Saturday, February 16, 2013

36 State Poets Laureate Write THE WORLD KEEPS TURNING TO LIGHT

Poets laureate of the United States have no formal connection, yet they continue to find ways to meet. Fall of 2011, a gaggle of state poets laureate met in Lawrence, Kansas, at a conference organized by Caryn Mirriam-Goldberg. She then edited this national collection of poems that contribute to a renga, or “linked poem.” The Academy of American Poets defines the form:

Renga, meaning "linked poem," began over seven hundred years ago in Japan to encourage the collaborative composition of poems. Poets worked in pairs or small groups, taking turns composing the alternating three-line and two-line stanzas. Linked together, renga were often hundreds of lines long.”

This group renga contains 36 parts, each by a different state poet laureate or former poet laureate. The title comes from Katharine Coles: “…Loving the view/Is still a luxury. The moon rises./The world keeps turning into light.” Here is the laureate of Alaska Peggy Shumaker’s section, used with permission

Blue light has slipped back
between paper birches, bold
shadows returning.

Long days of long, dark season
without scent. Nearly over.

Moose scoop thigh-deep snow
off bent-flat willows. So still
this river of ice

creaky and stiff, soon to break.
Liquid again, river song.
________________________________________
What is asked
- 1) In the renga post, in what city and state did the group of state poets laureate meet in the fall of 2011?
- 2) List every person the renga post mentions by name.
- 3) Extend the post about the state poets laureate renga, picking up after its final line.

Data rows
________________________________________
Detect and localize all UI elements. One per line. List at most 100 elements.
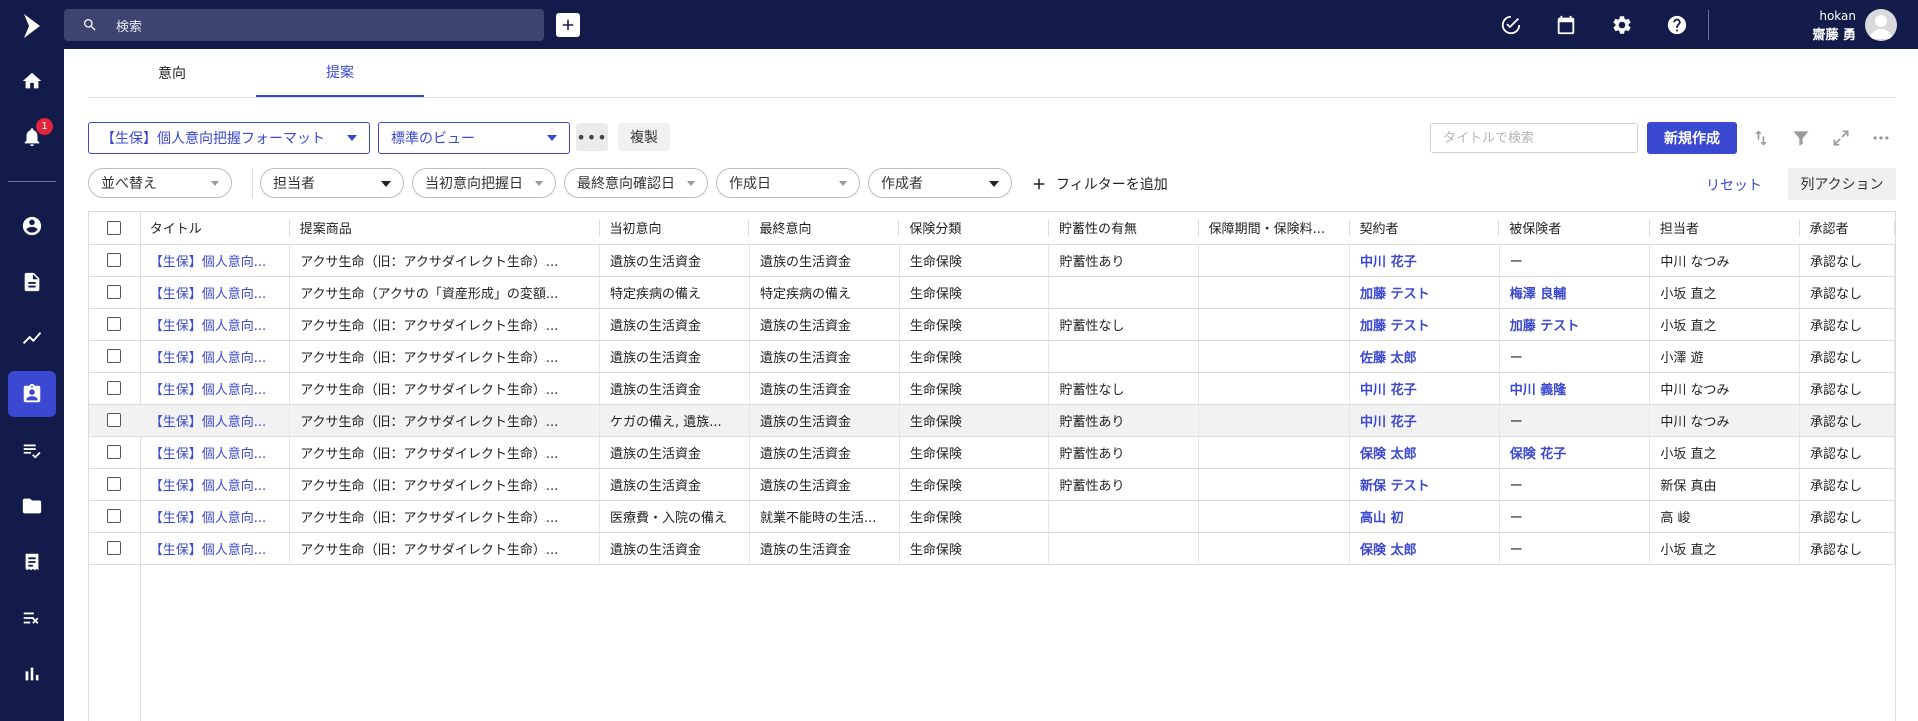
________________________________________
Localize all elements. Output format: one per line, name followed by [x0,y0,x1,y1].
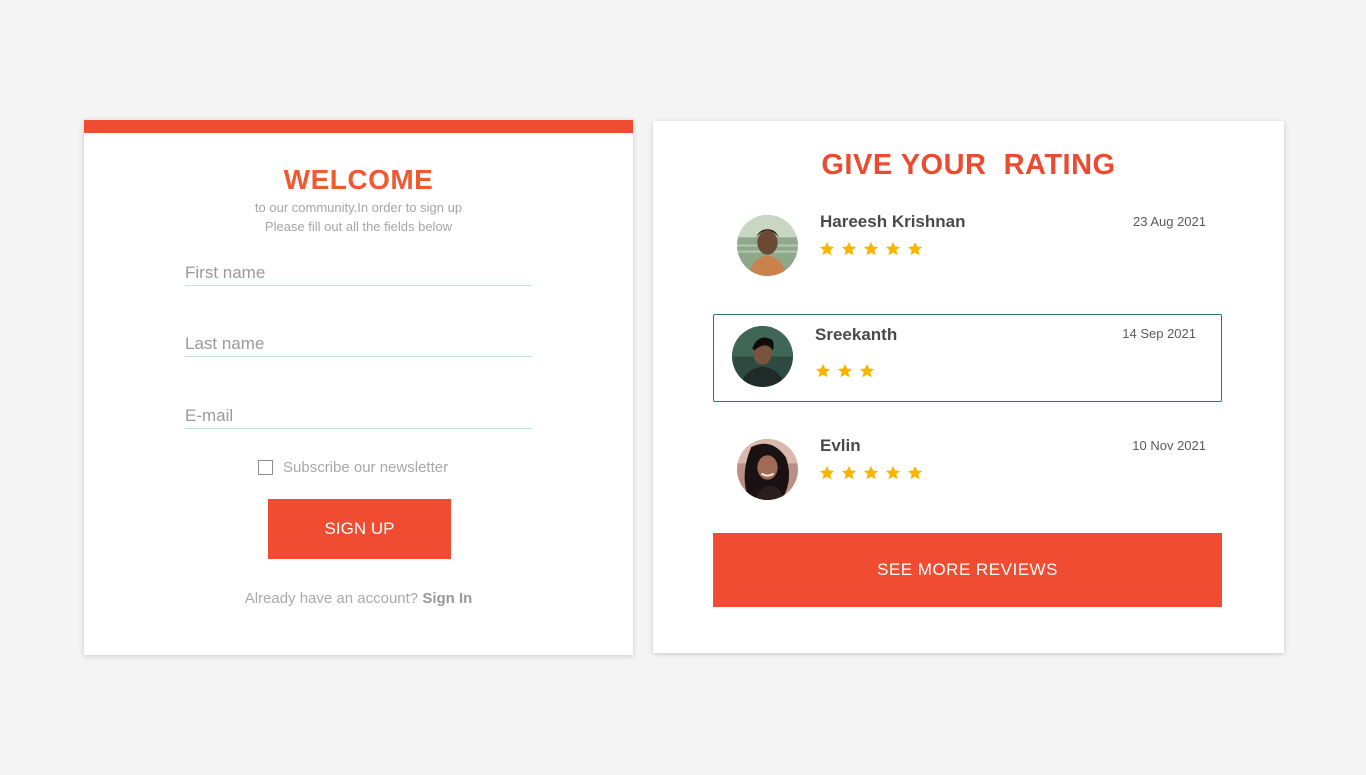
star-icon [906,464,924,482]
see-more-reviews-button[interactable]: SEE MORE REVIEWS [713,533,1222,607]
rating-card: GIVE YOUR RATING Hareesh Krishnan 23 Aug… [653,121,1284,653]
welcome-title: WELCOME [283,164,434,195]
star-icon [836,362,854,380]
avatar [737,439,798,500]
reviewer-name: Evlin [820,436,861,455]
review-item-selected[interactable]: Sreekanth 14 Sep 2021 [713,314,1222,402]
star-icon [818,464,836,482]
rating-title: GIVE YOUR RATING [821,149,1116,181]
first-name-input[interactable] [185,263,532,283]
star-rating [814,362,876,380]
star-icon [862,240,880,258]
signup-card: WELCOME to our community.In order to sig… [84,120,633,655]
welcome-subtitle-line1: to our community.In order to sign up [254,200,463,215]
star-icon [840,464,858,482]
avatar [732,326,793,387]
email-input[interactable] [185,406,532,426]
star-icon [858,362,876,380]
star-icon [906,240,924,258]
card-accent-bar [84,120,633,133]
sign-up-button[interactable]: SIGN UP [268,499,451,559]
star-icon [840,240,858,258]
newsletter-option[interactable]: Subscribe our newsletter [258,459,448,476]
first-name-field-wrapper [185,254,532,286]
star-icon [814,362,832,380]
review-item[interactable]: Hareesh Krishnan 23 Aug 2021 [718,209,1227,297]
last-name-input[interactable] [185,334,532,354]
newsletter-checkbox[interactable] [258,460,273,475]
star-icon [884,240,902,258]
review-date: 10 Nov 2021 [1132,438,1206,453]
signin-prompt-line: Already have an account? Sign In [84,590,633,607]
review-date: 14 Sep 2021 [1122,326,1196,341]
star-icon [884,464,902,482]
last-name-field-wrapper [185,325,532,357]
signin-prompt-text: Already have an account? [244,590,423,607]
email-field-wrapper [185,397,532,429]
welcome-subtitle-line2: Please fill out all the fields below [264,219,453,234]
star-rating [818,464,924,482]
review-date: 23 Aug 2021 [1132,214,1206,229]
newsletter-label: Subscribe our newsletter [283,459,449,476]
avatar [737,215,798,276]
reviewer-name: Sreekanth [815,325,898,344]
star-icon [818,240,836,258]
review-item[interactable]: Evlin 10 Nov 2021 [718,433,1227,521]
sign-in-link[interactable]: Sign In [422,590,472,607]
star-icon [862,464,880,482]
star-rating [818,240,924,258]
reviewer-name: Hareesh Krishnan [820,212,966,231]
________________________________________
Outputs by task
- 1) Lawrence, Kansas

- 2) Caryn Mirriam-Goldberg, Katharine Coles, Peggy Shumaker

- 3)
 Samuel Green, of Washington, wrote this for his last image before Shumaker: “At dusk crows return/from the day’s unconcern, flakes/of pepper spilled on/ grey sky.” He continues to conclude his section, but note how the sky and light and darkness continued from Green’s section into Shumaker’s. After Shumaker’s section the next poet, Kathleen Flenniken, picks up the word “scoop” for her section, as she describes “Children in floppy coats prepare/to be scooped up and lugged home.” A mountain is in this section, continuing the theme of natural settings.

J. Kates describes the book and its form this way: “Every poem is a conversation with other poems, some more explicitly than others. This version of the Japanese conversational tradition, the renga, rings with the give-and-take of three dozen lively voices, laureates, in the best sense of the word, using their verse to commemorate and celebrate in our name.”

Negative Capability Press published the print version of the entire renga Jan., 2013. They are at 36 Ridgelawn  Dr. East, Mobile, AL 36608. Publisher is Alabama poet laureate Sue B. Walker.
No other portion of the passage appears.